_WHAT TO DO_
Set down each record exactly as written.

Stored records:
==*==

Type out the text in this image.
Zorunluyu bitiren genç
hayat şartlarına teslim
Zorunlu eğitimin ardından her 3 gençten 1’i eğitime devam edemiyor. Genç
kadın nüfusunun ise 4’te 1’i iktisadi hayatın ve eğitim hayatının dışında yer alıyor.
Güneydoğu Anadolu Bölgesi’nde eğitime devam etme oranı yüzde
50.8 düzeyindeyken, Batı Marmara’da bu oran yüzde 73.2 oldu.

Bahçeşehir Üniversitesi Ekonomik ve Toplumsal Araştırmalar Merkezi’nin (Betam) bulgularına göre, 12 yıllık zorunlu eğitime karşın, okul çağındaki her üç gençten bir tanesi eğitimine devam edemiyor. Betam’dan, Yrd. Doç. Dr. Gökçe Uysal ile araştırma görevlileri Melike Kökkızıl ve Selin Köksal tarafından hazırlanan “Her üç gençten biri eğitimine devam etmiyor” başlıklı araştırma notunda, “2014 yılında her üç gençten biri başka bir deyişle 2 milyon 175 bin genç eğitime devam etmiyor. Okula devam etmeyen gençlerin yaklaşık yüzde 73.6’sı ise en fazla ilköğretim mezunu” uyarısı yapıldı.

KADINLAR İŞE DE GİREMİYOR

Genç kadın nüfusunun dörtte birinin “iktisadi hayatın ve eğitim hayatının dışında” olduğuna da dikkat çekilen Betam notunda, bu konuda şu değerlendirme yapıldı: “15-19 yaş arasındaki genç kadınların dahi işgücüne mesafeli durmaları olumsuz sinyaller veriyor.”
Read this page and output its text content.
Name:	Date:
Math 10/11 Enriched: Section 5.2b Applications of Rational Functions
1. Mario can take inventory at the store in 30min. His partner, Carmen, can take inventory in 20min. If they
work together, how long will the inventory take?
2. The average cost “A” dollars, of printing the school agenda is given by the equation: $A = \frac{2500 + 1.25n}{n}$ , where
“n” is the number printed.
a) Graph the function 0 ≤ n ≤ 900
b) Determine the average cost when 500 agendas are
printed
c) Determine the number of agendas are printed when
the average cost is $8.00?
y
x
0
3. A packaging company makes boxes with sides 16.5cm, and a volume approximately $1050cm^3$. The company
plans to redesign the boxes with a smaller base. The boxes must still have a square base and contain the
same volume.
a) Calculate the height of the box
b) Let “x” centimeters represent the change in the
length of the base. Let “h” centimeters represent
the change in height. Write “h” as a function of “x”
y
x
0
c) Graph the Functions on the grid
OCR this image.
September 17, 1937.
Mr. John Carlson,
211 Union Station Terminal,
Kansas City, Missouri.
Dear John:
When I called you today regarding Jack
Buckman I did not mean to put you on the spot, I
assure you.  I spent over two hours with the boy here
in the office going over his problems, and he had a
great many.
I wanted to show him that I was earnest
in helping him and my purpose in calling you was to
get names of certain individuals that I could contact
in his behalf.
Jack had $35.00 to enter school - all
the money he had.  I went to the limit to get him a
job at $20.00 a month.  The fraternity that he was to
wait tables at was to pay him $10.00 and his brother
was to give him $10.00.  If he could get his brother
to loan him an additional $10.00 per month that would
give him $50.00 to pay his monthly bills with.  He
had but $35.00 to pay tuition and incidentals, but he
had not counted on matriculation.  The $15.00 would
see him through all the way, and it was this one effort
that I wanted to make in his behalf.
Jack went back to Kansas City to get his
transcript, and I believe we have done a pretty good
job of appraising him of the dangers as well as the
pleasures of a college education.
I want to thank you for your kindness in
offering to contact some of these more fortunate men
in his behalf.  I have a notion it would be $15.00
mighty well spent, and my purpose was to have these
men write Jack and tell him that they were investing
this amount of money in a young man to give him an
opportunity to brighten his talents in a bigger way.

==*==

_SOLUTION FOR THIS EXERCISE_
Type out the text in this image.
Zorunluyu bitiren genç
hayat şartlarına teslim
Zorunlu eğitimin ardından her 3 gençten 1’i eğitime devam edemiyor. Genç
kadın nüfusunun ise 4’te 1’i iktisadi hayatın ve eğitim hayatının dışında yer alıyor.
Güneydoğu Anadolu Bölgesi’nde eğitime devam etme oranı yüzde
50.8 düzeyindeyken, Batı Marmara’da bu oran yüzde 73.2 oldu.

Bahçeşehir Üniversitesi Ekonomik ve Toplumsal Araştırmalar Merkezi’nin (Betam) bulgularına göre, 12 yıllık zorunlu eğitime karşın, okul çağındaki her üç gençten bir tanesi eğitimine devam edemiyor. Betam’dan, Yrd. Doç. Dr. Gökçe Uysal ile araştırma görevlileri Melike Kökkızıl ve Selin Köksal tarafından hazırlanan “Her üç gençten biri eğitimine devam etmiyor” başlıklı araştırma notunda, “2014 yılında her üç gençten biri başka bir deyişle 2 milyon 175 bin genç eğitime devam etmiyor. Okula devam etmeyen gençlerin yaklaşık yüzde 73.6’sı ise en fazla ilköğretim mezunu” uyarısı yapıldı.

KADINLAR İŞE DE GİREMİYOR

Genç kadın nüfusunun dörtte birinin “iktisadi hayatın ve eğitim hayatının dışında” olduğuna da dikkat çekilen Betam notunda, bu konuda şu değerlendirme yapıldı: “15-19 yaş arasındaki genç kadınların dahi işgücüne mesafeli durmaları olumsuz sinyaller veriyor.”
Read this page and output its text content.
Name:	Date:
Math 10/11 Enriched: Section 5.2b Applications of Rational Functions
1. Mario can take inventory at the store in 30min. His partner, Carmen, can take inventory in 20min. If they
work together, how long will the inventory take?
2. The average cost “A” dollars, of printing the school agenda is given by the equation: $A = \frac{2500 + 1.25n}{n}$ , where
“n” is the number printed.
a) Graph the function 0 ≤ n ≤ 900
b) Determine the average cost when 500 agendas are
printed
c) Determine the number of agendas are printed when
the average cost is $8.00?
y
x
0
3. A packaging company makes boxes with sides 16.5cm, and a volume approximately $1050cm^3$. The company
plans to redesign the boxes with a smaller base. The boxes must still have a square base and contain the
same volume.
a) Calculate the height of the box
b) Let “x” centimeters represent the change in the
length of the base. Let “h” centimeters represent
the change in height. Write “h” as a function of “x”
y
x
0
c) Graph the Functions on the grid
OCR this image.
September 17, 1937.
Mr. John Carlson,
211 Union Station Terminal,
Kansas City, Missouri.
Dear John:
When I called you today regarding Jack
Buckman I did not mean to put you on the spot, I
assure you.  I spent over two hours with the boy here
in the office going over his problems, and he had a
great many.
I wanted to show him that I was earnest
in helping him and my purpose in calling you was to
get names of certain individuals that I could contact
in his behalf.
Jack had $35.00 to enter school - all
the money he had.  I went to the limit to get him a
job at $20.00 a month.  The fraternity that he was to
wait tables at was to pay him $10.00 and his brother
was to give him $10.00.  If he could get his brother
to loan him an additional $10.00 per month that would
give him $50.00 to pay his monthly bills with.  He
had but $35.00 to pay tuition and incidentals, but he
had not counted on matriculation.  The $15.00 would
see him through all the way, and it was this one effort
that I wanted to make in his behalf.
Jack went back to Kansas City to get his
transcript, and I believe we have done a pretty good
job of appraising him of the dangers as well as the
pleasures of a college education.
I want to thank you for your kindness in
offering to contact some of these more fortunate men
in his behalf.  I have a notion it would be $15.00
mighty well spent, and my purpose was to have these
men write Jack and tell him that they were investing
this amount of money in a young man to give him an
opportunity to brighten his talents in a bigger way.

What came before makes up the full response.